» **Task statement**: Only the lines holding the string "type" are needed. Copy each one.

___ Records provided ___

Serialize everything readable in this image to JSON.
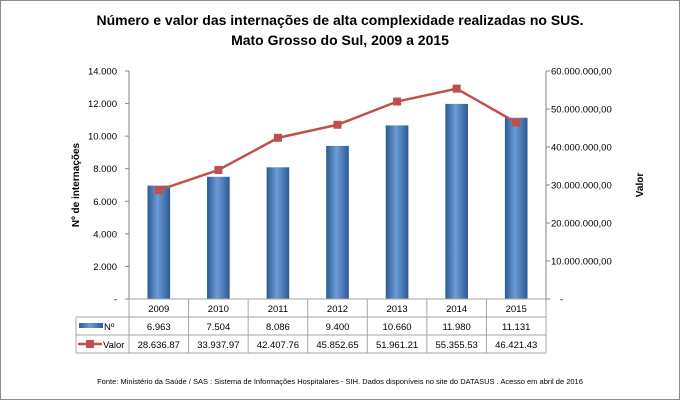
{
  "chart_data": {
    "type": "bar+line",
    "title": [
      "Número e valor das internações de alta complexidade realizadas no SUS.",
      "Mato Grosso do Sul, 2009 a 2015"
    ],
    "categories": [
      "2009",
      "2010",
      "2011",
      "2012",
      "2013",
      "2014",
      "2015"
    ],
    "series": [
      {
        "name": "Nº",
        "type": "bar",
        "axis": "left",
        "color": "#4f81bd",
        "values": [
          6963,
          7504,
          8086,
          9400,
          10660,
          11980,
          11131
        ],
        "labels": [
          "6.963",
          "7.504",
          "8.086",
          "9.400",
          "10.660",
          "11.980",
          "11.131"
        ]
      },
      {
        "name": "Valor",
        "type": "line",
        "axis": "right",
        "color": "#c0504d",
        "values": [
          28636870,
          33937970,
          42407760,
          45852650,
          51961210,
          55355530,
          46421430
        ],
        "labels": [
          "28.636.87",
          "33.937.97",
          "42.407.76",
          "45.852.65",
          "51.961.21",
          "55.355.53",
          "46.421.43"
        ]
      }
    ],
    "ylabel": "Nº de internações",
    "y2label": "Valor",
    "ylim": [
      0,
      14000
    ],
    "y2lim": [
      0,
      60000000
    ],
    "yticks": [
      "-",
      "2.000",
      "4.000",
      "6.000",
      "8.000",
      "10.000",
      "12.000",
      "14.000"
    ],
    "y2ticks": [
      "-",
      "10.000.000,00",
      "20.000.000,00",
      "30.000.000,00",
      "40.000.000,00",
      "50.000.000,00",
      "60.000.000,00"
    ],
    "grid": false,
    "legend": "data-table",
    "source": "Fonte:  Ministério da Saúde  / SAS : Sistema de Informações Hospitalares - SIH. Dados disponíveis no site do DATASUS . Acesso em abril de 2016"
  }
}
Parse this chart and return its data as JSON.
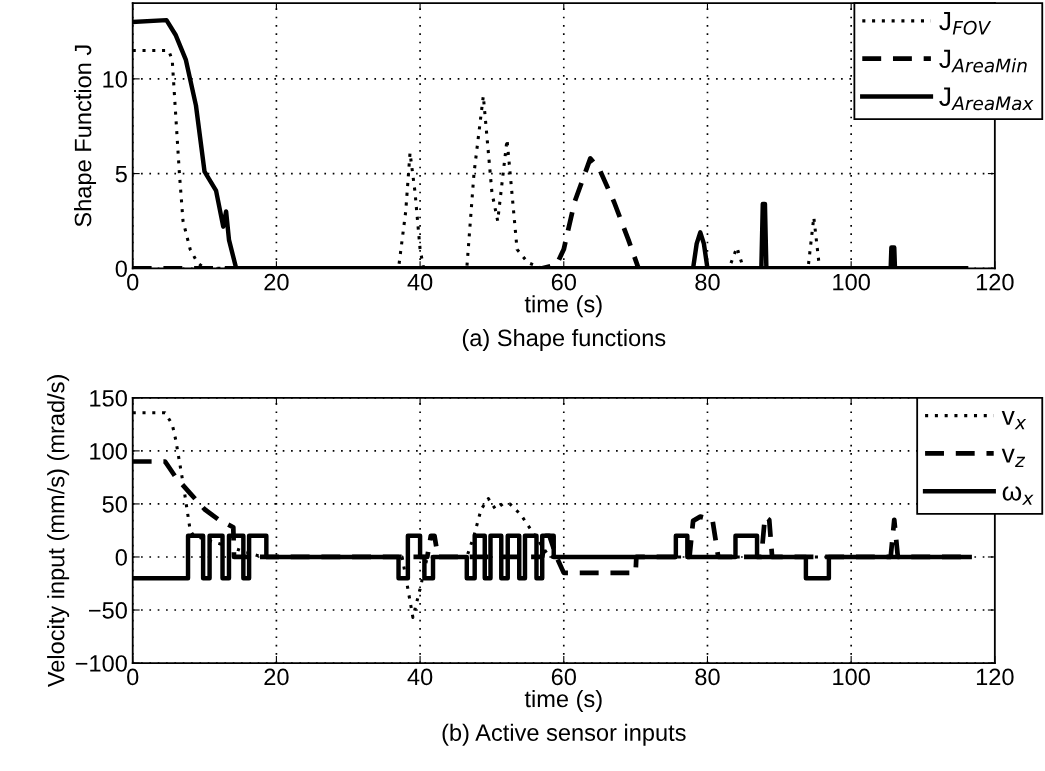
{
  "chart_data": [
    {
      "type": "line",
      "xlabel": "time (s)",
      "ylabel": "Shape Function J",
      "xlim": [
        0,
        120
      ],
      "ylim": [
        0,
        14
      ],
      "xticks": [
        0,
        20,
        40,
        60,
        80,
        100,
        120
      ],
      "yticks": [
        0,
        5,
        10
      ],
      "grid": true,
      "legend": "top right",
      "annotations": [
        "(a) Shape functions"
      ],
      "series": [
        {
          "name": "J$_{FOV}$",
          "color": "#000000",
          "line_style": "dotted",
          "x": [
            0,
            5,
            5.5,
            6,
            6.5,
            7,
            8,
            9,
            10,
            37,
            38,
            38.6,
            39.3,
            40,
            40.5,
            46.5,
            47.5,
            48.8,
            50,
            50.8,
            52.1,
            53.5,
            55,
            57,
            83,
            84.1,
            85,
            94,
            94.8,
            95.6,
            116
          ],
          "values": [
            11.5,
            11.5,
            11,
            8,
            5,
            2.5,
            1,
            0.3,
            0,
            0,
            3,
            6.1,
            4,
            1,
            0,
            0,
            5,
            9.1,
            4,
            2.5,
            6.8,
            1,
            0.3,
            0,
            0,
            1.1,
            0,
            0,
            2.7,
            0,
            0
          ]
        },
        {
          "name": "J$_{AreaMin}$",
          "color": "#000000",
          "line_style": "dashed",
          "x": [
            0,
            57,
            59,
            60,
            61.5,
            63.7,
            65,
            67,
            69,
            70.4,
            116
          ],
          "values": [
            0,
            0,
            0.2,
            1,
            3.5,
            5.8,
            5.2,
            3.5,
            1.5,
            0,
            0
          ]
        },
        {
          "name": "J$_{AreaMax}$",
          "color": "#000000",
          "line_style": "solid",
          "x": [
            0,
            4.7,
            6,
            7.4,
            8.8,
            10,
            11.6,
            12.6,
            13,
            13.4,
            14.4,
            78,
            78.5,
            79,
            79.5,
            80,
            87.5,
            87.7,
            88,
            88.2,
            105.5,
            105.6,
            106,
            106.1,
            116
          ],
          "values": [
            13,
            13.1,
            12.3,
            11,
            8.6,
            5.1,
            4.1,
            2.2,
            3,
            1.5,
            0,
            0,
            1.3,
            1.9,
            1.3,
            0,
            0,
            3.4,
            3.4,
            0,
            0,
            1.1,
            1.1,
            0,
            0
          ]
        }
      ]
    },
    {
      "type": "line",
      "xlabel": "time (s)",
      "ylabel": "Velocity input (mm/s) (mrad/s)",
      "xlim": [
        0,
        120
      ],
      "ylim": [
        -100,
        150
      ],
      "xticks": [
        0,
        20,
        40,
        60,
        80,
        100,
        120
      ],
      "yticks": [
        {
          "value": -100,
          "label": "−100"
        },
        {
          "value": -50,
          "label": "−50"
        },
        0,
        50,
        100,
        150
      ],
      "grid": true,
      "legend": "top right",
      "annotations": [
        "(b) Active sensor inputs"
      ],
      "series": [
        {
          "name": "v$_{x}$",
          "color": "#000000",
          "line_style": "dotted",
          "x": [
            0,
            4.5,
            5.5,
            6,
            7,
            8,
            8.5,
            18,
            37.5,
            38.3,
            39,
            40,
            41,
            46.5,
            47.5,
            48.5,
            49.5,
            50.5,
            51.5,
            52.5,
            54,
            56,
            58,
            116
          ],
          "values": [
            136,
            136,
            125,
            110,
            70,
            25,
            20,
            0,
            0,
            -30,
            -57,
            -30,
            0,
            0,
            20,
            45,
            55,
            45,
            50,
            50,
            40,
            20,
            0,
            0
          ]
        },
        {
          "name": "v$_{z}$",
          "color": "#000000",
          "line_style": "dashed",
          "x": [
            0,
            4.5,
            5,
            6,
            8,
            10,
            12,
            14,
            14.1,
            41,
            41.5,
            42,
            42.5,
            57,
            57.5,
            58,
            59,
            60,
            70,
            70.1,
            77.5,
            78,
            79,
            80.7,
            81.5,
            87.5,
            88,
            88.6,
            89,
            105.5,
            106,
            106.5,
            116
          ],
          "values": [
            90,
            90,
            85,
            75,
            60,
            45,
            35,
            28,
            0,
            0,
            20,
            20,
            0,
            0,
            20,
            20,
            0,
            -15,
            -15,
            0,
            0,
            34,
            38,
            35,
            0,
            0,
            38,
            35,
            0,
            0,
            35,
            0,
            0
          ]
        },
        {
          "name": "ω$_{x}$",
          "color": "#000000",
          "line_style": "solid",
          "x": [
            0,
            7.7,
            7.7,
            9.8,
            9.8,
            10.7,
            10.7,
            12.5,
            12.5,
            13.4,
            13.4,
            15.4,
            15.4,
            16.2,
            16.2,
            18.6,
            18.6,
            37,
            37,
            38.3,
            38.3,
            40,
            40,
            40.6,
            40.6,
            41.8,
            41.8,
            46.5,
            46.5,
            47.6,
            47.6,
            49,
            49,
            49.8,
            49.8,
            51.3,
            51.3,
            52.2,
            52.2,
            53.8,
            53.8,
            54.6,
            54.6,
            56.2,
            56.2,
            57,
            57,
            58.6,
            58.6,
            75.6,
            75.6,
            77.2,
            77.2,
            83.9,
            83.9,
            86.9,
            86.9,
            93.7,
            93.7,
            96.9,
            96.9,
            116.5
          ],
          "values": [
            -20,
            -20,
            20,
            20,
            -20,
            -20,
            20,
            20,
            -20,
            -20,
            20,
            20,
            -20,
            -20,
            20,
            20,
            0,
            0,
            -20,
            -20,
            20,
            20,
            0,
            0,
            -20,
            -20,
            0,
            0,
            -20,
            -20,
            20,
            20,
            -20,
            -20,
            20,
            20,
            -20,
            -20,
            20,
            20,
            -20,
            -20,
            20,
            20,
            -20,
            -20,
            20,
            20,
            0,
            0,
            20,
            20,
            0,
            0,
            20,
            20,
            0,
            0,
            -20,
            -20,
            0,
            0
          ]
        }
      ]
    }
  ]
}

___

» **Final result**:
    "type": "bar+line",
        "type": "bar",
        "type": "line",
      "type": "line",
      "type": "line",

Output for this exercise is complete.